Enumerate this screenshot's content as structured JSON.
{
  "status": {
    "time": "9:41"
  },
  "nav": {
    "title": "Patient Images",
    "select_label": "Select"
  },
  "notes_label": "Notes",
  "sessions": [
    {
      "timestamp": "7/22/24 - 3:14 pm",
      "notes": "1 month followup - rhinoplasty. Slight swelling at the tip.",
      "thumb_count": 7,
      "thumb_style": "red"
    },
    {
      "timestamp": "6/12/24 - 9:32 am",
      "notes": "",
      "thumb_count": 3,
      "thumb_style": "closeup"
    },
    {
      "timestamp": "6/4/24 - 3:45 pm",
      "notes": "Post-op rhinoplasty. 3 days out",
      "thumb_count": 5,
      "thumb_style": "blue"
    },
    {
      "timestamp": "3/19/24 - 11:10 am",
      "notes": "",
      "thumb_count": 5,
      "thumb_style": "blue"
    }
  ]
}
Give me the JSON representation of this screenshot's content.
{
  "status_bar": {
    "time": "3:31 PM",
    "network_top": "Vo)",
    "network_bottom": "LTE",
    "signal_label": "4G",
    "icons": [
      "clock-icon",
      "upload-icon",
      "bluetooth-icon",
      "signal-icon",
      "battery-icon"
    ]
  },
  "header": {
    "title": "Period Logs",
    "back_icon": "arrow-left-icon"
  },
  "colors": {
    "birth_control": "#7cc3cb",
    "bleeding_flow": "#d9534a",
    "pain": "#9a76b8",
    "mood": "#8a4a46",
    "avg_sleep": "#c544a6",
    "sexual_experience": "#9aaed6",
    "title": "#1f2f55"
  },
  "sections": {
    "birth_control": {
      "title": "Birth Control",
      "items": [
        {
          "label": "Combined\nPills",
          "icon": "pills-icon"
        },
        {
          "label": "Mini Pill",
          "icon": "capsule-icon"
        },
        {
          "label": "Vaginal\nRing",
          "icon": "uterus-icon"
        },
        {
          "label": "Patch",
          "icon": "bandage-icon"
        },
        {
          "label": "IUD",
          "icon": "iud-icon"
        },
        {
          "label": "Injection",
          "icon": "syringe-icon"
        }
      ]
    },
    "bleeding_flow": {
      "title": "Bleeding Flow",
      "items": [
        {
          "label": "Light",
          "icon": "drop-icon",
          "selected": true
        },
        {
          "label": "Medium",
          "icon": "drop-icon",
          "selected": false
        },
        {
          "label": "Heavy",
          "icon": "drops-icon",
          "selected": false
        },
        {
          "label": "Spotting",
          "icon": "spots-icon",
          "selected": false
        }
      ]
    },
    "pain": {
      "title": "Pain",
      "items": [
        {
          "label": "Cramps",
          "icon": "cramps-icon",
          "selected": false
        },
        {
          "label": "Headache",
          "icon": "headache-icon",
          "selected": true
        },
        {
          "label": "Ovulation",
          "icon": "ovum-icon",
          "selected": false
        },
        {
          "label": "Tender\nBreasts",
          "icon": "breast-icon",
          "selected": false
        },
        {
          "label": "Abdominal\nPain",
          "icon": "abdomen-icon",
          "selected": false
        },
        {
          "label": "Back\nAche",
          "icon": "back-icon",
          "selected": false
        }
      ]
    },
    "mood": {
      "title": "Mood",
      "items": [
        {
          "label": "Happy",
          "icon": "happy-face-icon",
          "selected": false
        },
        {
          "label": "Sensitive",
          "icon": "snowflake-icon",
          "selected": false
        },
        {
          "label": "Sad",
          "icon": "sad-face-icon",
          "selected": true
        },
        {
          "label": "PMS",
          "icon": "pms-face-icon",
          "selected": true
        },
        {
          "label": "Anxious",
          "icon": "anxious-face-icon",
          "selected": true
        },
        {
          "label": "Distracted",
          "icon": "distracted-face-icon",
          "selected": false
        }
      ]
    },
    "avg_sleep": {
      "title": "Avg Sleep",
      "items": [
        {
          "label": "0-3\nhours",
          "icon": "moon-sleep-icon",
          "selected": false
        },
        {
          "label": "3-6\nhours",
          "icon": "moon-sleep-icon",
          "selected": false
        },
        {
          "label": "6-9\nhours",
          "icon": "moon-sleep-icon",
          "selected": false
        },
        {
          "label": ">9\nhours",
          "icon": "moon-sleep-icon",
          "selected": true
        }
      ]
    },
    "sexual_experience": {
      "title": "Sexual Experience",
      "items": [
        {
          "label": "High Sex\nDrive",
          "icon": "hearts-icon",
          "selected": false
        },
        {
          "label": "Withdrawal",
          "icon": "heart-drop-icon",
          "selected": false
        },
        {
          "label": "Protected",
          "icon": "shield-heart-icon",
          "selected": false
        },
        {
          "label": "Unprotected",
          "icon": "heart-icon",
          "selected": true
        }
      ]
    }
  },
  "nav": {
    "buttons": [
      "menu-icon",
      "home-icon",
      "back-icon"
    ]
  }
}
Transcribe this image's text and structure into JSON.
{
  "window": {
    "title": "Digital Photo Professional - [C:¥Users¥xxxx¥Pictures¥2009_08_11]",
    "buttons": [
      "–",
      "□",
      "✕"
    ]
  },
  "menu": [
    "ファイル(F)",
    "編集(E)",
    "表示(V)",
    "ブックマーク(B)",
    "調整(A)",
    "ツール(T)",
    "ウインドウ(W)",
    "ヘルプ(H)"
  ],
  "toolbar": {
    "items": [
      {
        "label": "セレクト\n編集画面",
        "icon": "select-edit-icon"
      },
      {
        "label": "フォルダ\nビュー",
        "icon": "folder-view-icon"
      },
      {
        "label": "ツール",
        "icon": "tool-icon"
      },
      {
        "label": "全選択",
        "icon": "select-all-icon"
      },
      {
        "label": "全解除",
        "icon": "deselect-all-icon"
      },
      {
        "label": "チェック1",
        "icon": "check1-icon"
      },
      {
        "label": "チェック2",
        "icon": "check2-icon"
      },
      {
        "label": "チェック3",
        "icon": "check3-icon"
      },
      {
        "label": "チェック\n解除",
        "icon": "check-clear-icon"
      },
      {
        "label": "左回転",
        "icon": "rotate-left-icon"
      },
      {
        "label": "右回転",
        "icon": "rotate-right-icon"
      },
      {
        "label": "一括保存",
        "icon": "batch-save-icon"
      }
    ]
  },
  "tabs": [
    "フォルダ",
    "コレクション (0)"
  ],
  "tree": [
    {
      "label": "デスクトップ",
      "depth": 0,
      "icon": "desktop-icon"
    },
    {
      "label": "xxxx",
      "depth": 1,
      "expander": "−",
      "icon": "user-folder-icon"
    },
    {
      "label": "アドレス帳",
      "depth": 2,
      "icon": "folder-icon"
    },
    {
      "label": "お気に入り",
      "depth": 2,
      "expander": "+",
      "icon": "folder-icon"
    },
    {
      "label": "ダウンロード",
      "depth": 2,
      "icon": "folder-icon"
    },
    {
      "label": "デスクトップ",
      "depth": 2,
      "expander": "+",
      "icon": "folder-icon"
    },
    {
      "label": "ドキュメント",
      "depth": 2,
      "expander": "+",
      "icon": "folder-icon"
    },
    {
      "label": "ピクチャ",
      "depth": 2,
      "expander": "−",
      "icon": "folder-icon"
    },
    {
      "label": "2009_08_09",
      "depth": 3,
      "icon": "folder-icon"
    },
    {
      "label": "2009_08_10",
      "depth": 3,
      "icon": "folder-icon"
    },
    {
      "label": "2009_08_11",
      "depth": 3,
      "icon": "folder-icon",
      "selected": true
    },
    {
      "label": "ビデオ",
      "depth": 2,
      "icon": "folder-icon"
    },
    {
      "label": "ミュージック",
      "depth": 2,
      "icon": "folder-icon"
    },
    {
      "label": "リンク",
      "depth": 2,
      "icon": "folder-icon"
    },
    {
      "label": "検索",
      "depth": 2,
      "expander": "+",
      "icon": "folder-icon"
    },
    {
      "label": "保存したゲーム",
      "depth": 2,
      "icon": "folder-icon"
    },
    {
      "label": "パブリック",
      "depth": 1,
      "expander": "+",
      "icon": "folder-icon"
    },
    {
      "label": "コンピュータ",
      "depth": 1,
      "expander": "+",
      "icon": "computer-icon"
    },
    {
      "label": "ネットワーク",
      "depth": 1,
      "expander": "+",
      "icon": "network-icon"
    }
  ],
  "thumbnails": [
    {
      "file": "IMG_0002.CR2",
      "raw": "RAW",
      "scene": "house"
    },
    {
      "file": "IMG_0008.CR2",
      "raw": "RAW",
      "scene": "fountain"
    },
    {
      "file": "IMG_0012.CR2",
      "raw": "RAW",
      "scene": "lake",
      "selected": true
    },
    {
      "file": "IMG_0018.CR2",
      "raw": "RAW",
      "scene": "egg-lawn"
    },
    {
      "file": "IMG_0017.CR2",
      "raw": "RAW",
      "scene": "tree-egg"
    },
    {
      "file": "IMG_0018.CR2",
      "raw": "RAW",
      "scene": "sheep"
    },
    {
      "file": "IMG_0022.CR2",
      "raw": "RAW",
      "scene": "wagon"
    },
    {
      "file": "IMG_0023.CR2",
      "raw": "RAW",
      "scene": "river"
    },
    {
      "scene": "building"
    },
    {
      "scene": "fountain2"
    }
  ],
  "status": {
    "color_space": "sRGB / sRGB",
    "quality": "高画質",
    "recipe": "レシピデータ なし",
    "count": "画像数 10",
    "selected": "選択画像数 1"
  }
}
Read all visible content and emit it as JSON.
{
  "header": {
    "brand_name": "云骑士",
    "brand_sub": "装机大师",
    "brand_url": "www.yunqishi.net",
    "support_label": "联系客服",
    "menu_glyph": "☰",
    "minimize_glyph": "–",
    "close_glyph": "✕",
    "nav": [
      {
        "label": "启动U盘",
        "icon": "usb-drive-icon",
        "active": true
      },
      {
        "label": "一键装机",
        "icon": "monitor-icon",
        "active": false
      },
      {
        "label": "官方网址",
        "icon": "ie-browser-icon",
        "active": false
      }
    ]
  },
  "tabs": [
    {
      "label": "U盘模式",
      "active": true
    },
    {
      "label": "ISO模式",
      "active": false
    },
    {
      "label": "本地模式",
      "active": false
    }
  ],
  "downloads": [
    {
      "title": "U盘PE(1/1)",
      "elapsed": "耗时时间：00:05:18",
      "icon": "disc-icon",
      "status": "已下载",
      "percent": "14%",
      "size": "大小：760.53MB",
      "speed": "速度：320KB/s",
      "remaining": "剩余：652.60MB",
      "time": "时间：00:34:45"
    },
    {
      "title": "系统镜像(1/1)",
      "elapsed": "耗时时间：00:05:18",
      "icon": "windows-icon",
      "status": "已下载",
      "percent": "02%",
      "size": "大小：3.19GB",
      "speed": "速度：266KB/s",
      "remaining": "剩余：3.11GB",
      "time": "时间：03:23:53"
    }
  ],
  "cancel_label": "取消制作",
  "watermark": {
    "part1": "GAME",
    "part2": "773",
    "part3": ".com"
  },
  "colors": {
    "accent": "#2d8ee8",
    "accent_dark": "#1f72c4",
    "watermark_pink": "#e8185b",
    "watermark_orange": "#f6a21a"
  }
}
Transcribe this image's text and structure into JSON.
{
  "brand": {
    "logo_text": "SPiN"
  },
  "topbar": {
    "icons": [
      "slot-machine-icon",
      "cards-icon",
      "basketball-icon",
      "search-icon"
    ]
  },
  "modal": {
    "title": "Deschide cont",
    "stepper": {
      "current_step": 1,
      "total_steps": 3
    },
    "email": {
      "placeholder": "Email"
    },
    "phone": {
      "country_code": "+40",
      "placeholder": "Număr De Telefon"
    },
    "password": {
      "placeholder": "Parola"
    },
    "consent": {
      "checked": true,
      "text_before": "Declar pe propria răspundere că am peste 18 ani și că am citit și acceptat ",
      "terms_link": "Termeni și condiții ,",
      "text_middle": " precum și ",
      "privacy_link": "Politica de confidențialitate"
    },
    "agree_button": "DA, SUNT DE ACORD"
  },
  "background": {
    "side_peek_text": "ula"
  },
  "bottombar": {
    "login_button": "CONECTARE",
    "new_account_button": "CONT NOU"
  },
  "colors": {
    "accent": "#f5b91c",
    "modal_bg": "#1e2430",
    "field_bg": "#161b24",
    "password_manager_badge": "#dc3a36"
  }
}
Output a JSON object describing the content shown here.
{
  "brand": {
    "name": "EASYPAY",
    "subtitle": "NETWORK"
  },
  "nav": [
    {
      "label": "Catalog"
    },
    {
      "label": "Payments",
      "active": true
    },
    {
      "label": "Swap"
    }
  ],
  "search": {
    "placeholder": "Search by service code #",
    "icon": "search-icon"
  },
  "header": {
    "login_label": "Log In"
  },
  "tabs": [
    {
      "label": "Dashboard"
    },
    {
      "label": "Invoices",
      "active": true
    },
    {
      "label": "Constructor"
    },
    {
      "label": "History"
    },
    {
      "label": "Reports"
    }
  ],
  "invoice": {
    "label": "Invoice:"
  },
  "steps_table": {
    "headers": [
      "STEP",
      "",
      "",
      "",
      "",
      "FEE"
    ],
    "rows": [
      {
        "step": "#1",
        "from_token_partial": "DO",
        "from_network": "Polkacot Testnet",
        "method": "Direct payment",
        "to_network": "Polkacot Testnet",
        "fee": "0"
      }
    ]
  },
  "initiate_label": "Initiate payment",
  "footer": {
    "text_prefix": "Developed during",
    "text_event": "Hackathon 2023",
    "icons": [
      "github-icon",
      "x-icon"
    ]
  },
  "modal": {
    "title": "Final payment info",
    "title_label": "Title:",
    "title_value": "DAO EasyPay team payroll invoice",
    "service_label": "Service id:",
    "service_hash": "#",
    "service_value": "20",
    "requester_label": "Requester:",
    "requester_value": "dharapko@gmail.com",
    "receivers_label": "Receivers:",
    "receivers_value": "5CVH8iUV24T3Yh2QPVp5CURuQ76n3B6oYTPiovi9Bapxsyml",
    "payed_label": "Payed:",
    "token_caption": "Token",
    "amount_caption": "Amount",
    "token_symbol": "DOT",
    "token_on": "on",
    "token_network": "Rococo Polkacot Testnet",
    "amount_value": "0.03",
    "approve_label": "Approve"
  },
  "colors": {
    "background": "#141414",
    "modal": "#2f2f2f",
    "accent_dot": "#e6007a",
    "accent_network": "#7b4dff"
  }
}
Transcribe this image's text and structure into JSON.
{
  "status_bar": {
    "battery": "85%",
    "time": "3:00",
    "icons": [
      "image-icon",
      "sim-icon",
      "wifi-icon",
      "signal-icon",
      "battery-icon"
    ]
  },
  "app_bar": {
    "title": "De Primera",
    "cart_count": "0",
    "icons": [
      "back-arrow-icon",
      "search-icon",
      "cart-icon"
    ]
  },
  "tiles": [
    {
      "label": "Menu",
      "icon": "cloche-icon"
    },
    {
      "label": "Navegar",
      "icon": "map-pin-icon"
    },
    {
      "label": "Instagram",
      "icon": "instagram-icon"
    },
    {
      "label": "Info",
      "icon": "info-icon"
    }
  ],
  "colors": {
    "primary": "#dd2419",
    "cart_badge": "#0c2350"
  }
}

***

--- Problem to work on ---
Write out every line of the entries that holds the word "rotate".

--- Result of the task ---
        "icon": "rotate-left-icon"
        "icon": "rotate-right-icon"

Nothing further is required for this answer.